What you are asked to do: Write out the records word for word, from their first line through the line containing "instruction-text: Saved! –", including both of those lines.

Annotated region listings
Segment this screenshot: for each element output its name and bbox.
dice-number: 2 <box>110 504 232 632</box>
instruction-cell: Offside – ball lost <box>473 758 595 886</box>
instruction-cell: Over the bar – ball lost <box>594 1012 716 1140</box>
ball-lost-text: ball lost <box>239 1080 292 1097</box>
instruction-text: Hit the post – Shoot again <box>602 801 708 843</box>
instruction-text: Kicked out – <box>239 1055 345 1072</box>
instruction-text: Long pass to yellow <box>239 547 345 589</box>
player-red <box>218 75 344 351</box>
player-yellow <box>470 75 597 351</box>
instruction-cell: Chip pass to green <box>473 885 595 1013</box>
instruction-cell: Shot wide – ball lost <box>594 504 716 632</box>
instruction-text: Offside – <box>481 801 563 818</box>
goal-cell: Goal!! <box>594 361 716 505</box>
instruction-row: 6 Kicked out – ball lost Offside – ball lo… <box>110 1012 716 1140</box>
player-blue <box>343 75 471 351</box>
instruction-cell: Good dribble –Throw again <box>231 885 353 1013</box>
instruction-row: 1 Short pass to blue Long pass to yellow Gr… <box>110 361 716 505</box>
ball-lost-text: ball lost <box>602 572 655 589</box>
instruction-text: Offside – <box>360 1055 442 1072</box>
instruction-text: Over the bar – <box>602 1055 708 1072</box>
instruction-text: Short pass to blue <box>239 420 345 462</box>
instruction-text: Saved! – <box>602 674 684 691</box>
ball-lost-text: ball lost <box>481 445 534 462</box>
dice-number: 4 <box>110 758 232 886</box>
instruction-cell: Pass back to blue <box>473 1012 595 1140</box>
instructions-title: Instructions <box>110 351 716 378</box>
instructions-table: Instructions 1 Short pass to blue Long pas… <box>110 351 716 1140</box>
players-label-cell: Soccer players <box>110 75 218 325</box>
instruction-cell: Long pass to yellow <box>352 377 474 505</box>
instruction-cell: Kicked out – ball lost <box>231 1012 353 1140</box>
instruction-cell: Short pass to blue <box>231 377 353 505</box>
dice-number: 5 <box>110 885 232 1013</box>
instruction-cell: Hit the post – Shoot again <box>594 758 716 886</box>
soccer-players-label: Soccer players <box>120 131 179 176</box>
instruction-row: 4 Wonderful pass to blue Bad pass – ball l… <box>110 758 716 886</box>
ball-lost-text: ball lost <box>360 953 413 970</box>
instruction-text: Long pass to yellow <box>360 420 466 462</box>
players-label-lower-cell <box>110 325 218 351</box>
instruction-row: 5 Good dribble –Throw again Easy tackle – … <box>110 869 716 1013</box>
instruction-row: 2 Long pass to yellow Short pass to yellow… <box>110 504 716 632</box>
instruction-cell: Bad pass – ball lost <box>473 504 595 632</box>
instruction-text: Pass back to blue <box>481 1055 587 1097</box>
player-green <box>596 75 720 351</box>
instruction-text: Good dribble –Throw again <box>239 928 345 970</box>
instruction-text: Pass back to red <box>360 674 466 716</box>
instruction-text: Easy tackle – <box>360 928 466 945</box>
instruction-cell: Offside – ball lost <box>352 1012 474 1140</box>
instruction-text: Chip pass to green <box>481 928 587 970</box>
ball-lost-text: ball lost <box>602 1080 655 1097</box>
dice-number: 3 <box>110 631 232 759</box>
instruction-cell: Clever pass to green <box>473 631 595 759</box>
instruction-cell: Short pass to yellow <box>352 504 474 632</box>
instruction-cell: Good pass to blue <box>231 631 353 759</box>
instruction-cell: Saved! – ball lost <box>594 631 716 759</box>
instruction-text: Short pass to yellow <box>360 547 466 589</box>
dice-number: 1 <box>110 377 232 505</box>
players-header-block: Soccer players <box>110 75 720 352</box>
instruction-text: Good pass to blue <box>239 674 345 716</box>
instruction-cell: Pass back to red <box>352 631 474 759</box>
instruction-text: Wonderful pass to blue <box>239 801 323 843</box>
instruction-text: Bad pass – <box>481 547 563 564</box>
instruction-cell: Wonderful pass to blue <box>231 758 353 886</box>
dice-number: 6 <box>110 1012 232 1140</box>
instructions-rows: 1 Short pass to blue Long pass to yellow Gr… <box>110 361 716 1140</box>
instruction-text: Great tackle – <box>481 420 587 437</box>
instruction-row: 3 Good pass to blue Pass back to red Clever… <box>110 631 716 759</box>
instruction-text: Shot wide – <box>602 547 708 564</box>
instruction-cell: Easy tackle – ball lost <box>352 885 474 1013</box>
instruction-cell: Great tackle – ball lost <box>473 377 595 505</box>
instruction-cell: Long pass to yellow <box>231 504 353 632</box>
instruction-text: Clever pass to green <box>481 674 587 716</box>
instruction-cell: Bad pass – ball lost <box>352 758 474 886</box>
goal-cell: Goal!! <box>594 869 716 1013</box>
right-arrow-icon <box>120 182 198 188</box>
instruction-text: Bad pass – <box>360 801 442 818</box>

Exercise solution:
Segment this screenshot: for each element output its name and bbox.
dice-number: 2 <box>110 504 232 632</box>
instruction-cell: Offside – ball lost <box>473 758 595 886</box>
instruction-cell: Over the bar – ball lost <box>594 1012 716 1140</box>
ball-lost-text: ball lost <box>239 1080 292 1097</box>
instruction-text: Hit the post – Shoot again <box>602 801 708 843</box>
instruction-text: Kicked out – <box>239 1055 345 1072</box>
instruction-text: Long pass to yellow <box>239 547 345 589</box>
player-red <box>218 75 344 351</box>
player-yellow <box>470 75 597 351</box>
instruction-cell: Chip pass to green <box>473 885 595 1013</box>
instruction-cell: Shot wide – ball lost <box>594 504 716 632</box>
instruction-text: Offside – <box>481 801 563 818</box>
goal-cell: Goal!! <box>594 361 716 505</box>
instruction-row: 6 Kicked out – ball lost Offside – ball lo… <box>110 1012 716 1140</box>
player-blue <box>343 75 471 351</box>
instruction-cell: Good dribble –Throw again <box>231 885 353 1013</box>
instruction-row: 1 Short pass to blue Long pass to yellow Gr… <box>110 361 716 505</box>
ball-lost-text: ball lost <box>602 572 655 589</box>
instruction-text: Offside – <box>360 1055 442 1072</box>
instruction-text: Over the bar – <box>602 1055 708 1072</box>
instruction-text: Short pass to blue <box>239 420 345 462</box>
instruction-text: Saved! – <box>602 674 684 691</box>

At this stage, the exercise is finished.